Text extract
>> start
- Directed by: Jawed Sheikh
- Written by: Sherry Malik Babar Kashmiri Agha Hasan Imtisal
- Produced by: Akbar Khan
- Starring: Babar Ali Veena Malik Moammar Rana Sana Javed Sheikh Saleem Sheikh
- Cinematography: Waqar Bokhari
- Edited by: William Watts
- Music by: Amjad Bobby
- Production company: Sonic Enterprises
- Distributed by: Sadaf Entertainment Sony Pictures Entertainment
- Release date: 19 July 2002;
- Country: Pakistan
- Language: Urdu
- Box office: Rs. 13 crore (US$470,000)

= Yeh Dil Aap Ka Huwa =

Yeh Dil Aap ka Huwa is a 2002 Lollywood Urdu film starring Sana, Moammar Rana and Saleem Sheikh among others. It was directed by Jawed Sheikh. The film's soundtrack is composed by Amjad Bobby.

The film won 8 Nigar Awards in 2002.

==Synopsis==
The film revolves around the romance of Falak (Moammar Rana), a young Pakistani living in Switzerland who has unidentified yearnings for eastern culture, and Sitara (Sana) whose brother Zargul opposes their relationship.
>> end
Copy the film entry again, starting at the words "The film won" and stopping after "opposes their relationship.", and replace "Switzerland" with "Norway".

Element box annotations
>> start
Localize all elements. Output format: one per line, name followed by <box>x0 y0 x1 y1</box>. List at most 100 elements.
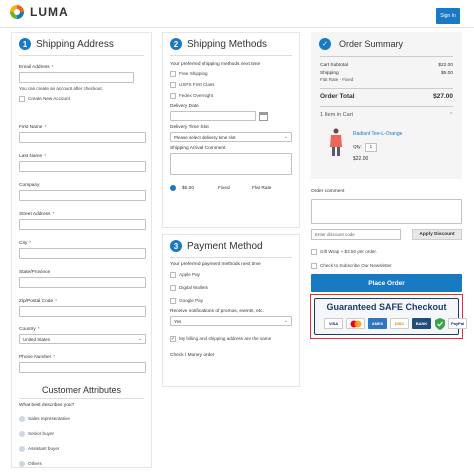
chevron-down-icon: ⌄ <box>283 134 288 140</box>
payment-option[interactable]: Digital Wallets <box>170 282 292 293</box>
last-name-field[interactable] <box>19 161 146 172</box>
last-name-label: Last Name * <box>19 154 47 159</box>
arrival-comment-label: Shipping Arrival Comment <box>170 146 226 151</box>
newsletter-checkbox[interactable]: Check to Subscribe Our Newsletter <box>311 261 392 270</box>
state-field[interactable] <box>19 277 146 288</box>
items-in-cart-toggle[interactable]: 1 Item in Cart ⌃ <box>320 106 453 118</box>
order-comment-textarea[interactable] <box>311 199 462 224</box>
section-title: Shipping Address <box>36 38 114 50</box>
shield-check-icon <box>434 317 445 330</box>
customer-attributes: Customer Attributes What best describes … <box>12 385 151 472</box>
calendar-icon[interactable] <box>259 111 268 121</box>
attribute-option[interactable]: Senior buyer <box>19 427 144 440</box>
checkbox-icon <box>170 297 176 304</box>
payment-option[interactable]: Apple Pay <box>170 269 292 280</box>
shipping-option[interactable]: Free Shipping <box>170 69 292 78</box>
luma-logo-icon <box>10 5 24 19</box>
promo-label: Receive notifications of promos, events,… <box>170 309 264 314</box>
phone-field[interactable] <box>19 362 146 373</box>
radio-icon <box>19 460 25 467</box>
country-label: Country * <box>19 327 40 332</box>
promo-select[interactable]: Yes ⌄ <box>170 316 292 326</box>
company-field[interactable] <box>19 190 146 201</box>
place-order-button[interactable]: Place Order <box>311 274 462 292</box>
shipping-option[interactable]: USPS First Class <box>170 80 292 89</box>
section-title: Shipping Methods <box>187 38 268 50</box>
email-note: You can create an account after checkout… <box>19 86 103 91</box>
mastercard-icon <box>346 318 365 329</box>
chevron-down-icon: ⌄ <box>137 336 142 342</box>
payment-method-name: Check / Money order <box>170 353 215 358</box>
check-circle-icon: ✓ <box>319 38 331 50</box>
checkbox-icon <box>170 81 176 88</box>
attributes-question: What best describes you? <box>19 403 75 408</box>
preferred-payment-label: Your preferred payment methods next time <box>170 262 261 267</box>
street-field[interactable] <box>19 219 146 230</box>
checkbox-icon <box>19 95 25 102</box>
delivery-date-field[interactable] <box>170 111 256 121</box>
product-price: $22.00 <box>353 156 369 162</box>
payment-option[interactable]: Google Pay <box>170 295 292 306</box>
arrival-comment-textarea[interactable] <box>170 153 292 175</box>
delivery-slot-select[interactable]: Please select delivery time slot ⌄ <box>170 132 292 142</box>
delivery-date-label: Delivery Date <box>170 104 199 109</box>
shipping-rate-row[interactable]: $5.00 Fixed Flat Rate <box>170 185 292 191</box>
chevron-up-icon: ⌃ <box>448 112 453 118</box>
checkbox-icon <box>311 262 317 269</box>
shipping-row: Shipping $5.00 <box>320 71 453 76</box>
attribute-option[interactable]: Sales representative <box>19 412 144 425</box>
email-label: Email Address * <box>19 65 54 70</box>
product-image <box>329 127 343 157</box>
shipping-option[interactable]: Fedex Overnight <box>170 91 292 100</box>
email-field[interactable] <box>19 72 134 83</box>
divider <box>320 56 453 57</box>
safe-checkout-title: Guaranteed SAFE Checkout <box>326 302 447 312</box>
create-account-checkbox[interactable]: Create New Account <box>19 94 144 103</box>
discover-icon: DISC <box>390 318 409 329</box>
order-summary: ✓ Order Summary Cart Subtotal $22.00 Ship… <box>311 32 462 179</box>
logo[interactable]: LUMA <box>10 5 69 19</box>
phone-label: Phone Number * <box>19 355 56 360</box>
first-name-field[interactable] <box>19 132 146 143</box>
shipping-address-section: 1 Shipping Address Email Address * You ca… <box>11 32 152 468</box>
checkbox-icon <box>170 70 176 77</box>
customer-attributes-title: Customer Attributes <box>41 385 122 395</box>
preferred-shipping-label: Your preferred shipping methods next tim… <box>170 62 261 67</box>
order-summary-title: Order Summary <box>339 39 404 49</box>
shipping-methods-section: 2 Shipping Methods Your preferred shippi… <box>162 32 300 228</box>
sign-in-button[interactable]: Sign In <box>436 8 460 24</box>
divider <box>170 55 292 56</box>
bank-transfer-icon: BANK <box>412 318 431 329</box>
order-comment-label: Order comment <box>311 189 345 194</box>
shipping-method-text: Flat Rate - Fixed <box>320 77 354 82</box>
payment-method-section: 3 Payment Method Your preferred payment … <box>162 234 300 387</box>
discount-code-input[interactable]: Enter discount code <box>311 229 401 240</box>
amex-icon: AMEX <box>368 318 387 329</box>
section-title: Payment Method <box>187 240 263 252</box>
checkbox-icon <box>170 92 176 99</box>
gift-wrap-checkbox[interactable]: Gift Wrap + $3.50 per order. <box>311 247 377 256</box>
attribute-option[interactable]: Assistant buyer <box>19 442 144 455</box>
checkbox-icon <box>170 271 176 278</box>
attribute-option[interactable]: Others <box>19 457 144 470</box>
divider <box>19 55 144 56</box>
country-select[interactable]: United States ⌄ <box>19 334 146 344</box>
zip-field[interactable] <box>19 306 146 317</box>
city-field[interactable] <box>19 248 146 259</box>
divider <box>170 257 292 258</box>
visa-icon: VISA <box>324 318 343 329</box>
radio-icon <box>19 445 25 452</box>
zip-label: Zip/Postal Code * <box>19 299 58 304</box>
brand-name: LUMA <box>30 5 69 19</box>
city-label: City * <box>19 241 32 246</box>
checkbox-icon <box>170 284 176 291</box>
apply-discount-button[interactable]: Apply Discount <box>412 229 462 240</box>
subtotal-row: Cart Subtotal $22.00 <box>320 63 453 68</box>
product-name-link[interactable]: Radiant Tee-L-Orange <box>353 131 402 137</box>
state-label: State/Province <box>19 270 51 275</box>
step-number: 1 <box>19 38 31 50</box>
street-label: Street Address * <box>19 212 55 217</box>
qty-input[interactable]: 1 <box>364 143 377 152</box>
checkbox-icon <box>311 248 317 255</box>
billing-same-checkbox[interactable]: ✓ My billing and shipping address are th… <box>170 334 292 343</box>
>> end
Solved exercise
The film won 8 Nigar Awards in 2002.

==Synopsis==
The film revolves around the romance of Falak (Moammar Rana), a young Pakistani living in Norway who has unidentified yearnings for eastern culture, and Sitara (Sana) whose brother Zargul opposes their relationship.